**Short problem:** Your task is to copy every line of this material exactly.

**Information shown:**
-.-.-
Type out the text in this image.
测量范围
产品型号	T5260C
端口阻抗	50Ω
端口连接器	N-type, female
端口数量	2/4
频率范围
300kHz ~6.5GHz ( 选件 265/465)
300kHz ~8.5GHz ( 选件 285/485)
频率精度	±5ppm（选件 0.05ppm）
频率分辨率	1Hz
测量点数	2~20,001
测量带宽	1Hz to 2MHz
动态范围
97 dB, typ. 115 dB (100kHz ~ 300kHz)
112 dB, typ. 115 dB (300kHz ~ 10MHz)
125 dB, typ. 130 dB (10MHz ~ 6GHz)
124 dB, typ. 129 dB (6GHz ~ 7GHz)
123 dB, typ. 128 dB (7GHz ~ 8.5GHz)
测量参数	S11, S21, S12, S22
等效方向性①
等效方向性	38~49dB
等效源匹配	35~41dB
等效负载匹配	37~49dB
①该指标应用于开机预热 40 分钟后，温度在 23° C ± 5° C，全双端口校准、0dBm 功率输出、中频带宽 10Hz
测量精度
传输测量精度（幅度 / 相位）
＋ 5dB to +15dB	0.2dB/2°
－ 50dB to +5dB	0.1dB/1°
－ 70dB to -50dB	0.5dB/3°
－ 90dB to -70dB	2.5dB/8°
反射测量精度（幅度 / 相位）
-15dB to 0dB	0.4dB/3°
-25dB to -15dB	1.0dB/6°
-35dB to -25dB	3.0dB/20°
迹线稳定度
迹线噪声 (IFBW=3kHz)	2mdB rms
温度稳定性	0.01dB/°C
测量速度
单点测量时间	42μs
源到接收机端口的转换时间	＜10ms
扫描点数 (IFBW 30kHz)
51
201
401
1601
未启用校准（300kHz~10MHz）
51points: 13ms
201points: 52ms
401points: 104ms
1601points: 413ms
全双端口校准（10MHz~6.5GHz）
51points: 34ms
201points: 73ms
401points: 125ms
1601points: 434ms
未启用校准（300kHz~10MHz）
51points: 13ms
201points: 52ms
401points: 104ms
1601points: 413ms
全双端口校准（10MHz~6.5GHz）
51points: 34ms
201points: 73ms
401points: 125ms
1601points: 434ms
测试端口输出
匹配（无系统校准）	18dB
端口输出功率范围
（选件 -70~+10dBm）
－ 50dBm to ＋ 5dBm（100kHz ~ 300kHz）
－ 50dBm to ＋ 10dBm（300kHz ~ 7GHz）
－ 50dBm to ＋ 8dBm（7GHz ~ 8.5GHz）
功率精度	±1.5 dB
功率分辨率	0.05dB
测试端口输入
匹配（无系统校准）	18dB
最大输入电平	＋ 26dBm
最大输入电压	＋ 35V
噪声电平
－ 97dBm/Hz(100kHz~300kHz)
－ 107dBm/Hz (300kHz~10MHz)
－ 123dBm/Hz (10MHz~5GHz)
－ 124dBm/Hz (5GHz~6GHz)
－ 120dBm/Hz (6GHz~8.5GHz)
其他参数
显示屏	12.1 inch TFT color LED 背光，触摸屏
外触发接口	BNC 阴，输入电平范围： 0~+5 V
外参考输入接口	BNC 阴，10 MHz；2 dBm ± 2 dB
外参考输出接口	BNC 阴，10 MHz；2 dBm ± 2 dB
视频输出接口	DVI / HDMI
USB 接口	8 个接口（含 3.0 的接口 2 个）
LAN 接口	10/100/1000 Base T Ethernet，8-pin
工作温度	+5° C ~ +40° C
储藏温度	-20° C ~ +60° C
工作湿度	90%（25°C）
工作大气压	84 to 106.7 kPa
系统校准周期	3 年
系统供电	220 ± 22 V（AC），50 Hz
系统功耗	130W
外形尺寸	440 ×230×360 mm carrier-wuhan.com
-.-.-
**Solution for this task:**
Type out the text in this image.
测量范围
产品型号	T5260C
端口阻抗	50Ω
端口连接器	N-type, female
端口数量	2/4
频率范围
300kHz ~6.5GHz ( 选件 265/465)
300kHz ~8.5GHz ( 选件 285/485)
频率精度	±5ppm（选件 0.05ppm）
频率分辨率	1Hz
测量点数	2~20,001
测量带宽	1Hz to 2MHz
动态范围
97 dB, typ. 115 dB (100kHz ~ 300kHz)
112 dB, typ. 115 dB (300kHz ~ 10MHz)
125 dB, typ. 130 dB (10MHz ~ 6GHz)
124 dB, typ. 129 dB (6GHz ~ 7GHz)
123 dB, typ. 128 dB (7GHz ~ 8.5GHz)
测量参数	S11, S21, S12, S22
等效方向性①
等效方向性	38~49dB
等效源匹配	35~41dB
等效负载匹配	37~49dB
①该指标应用于开机预热 40 分钟后，温度在 23° C ± 5° C，全双端口校准、0dBm 功率输出、中频带宽 10Hz
测量精度
传输测量精度（幅度 / 相位）
＋ 5dB to +15dB	0.2dB/2°
－ 50dB to +5dB	0.1dB/1°
－ 70dB to -50dB	0.5dB/3°
－ 90dB to -70dB	2.5dB/8°
反射测量精度（幅度 / 相位）
-15dB to 0dB	0.4dB/3°
-25dB to -15dB	1.0dB/6°
-35dB to -25dB	3.0dB/20°
迹线稳定度
迹线噪声 (IFBW=3kHz)	2mdB rms
温度稳定性	0.01dB/°C
测量速度
单点测量时间	42μs
源到接收机端口的转换时间	＜10ms
扫描点数 (IFBW 30kHz)
51
201
401
1601
未启用校准（300kHz~10MHz）
51points: 13ms
201points: 52ms
401points: 104ms
1601points: 413ms
全双端口校准（10MHz~6.5GHz）
51points: 34ms
201points: 73ms
401points: 125ms
1601points: 434ms
未启用校准（300kHz~10MHz）
51points: 13ms
201points: 52ms
401points: 104ms
1601points: 413ms
全双端口校准（10MHz~6.5GHz）
51points: 34ms
201points: 73ms
401points: 125ms
1601points: 434ms
测试端口输出
匹配（无系统校准）	18dB
端口输出功率范围
（选件 -70~+10dBm）
－ 50dBm to ＋ 5dBm（100kHz ~ 300kHz）
－ 50dBm to ＋ 10dBm（300kHz ~ 7GHz）
－ 50dBm to ＋ 8dBm（7GHz ~ 8.5GHz）
功率精度	±1.5 dB
功率分辨率	0.05dB
测试端口输入
匹配（无系统校准）	18dB
最大输入电平	＋ 26dBm
最大输入电压	＋ 35V
噪声电平
－ 97dBm/Hz(100kHz~300kHz)
－ 107dBm/Hz (300kHz~10MHz)
－ 123dBm/Hz (10MHz~5GHz)
－ 124dBm/Hz (5GHz~6GHz)
－ 120dBm/Hz (6GHz~8.5GHz)
其他参数
显示屏	12.1 inch TFT color LED 背光，触摸屏
外触发接口	BNC 阴，输入电平范围： 0~+5 V
外参考输入接口	BNC 阴，10 MHz；2 dBm ± 2 dB
外参考输出接口	BNC 阴，10 MHz；2 dBm ± 2 dB
视频输出接口	DVI / HDMI
USB 接口	8 个接口（含 3.0 的接口 2 个）
LAN 接口	10/100/1000 Base T Ethernet，8-pin
工作温度	+5° C ~ +40° C
储藏温度	-20° C ~ +60° C
工作湿度	90%（25°C）
工作大气压	84 to 106.7 kPa
系统校准周期	3 年
系统供电	220 ± 22 V（AC），50 Hz
系统功耗	130W
外形尺寸	440 ×230×360 mm carrier-wuhan.com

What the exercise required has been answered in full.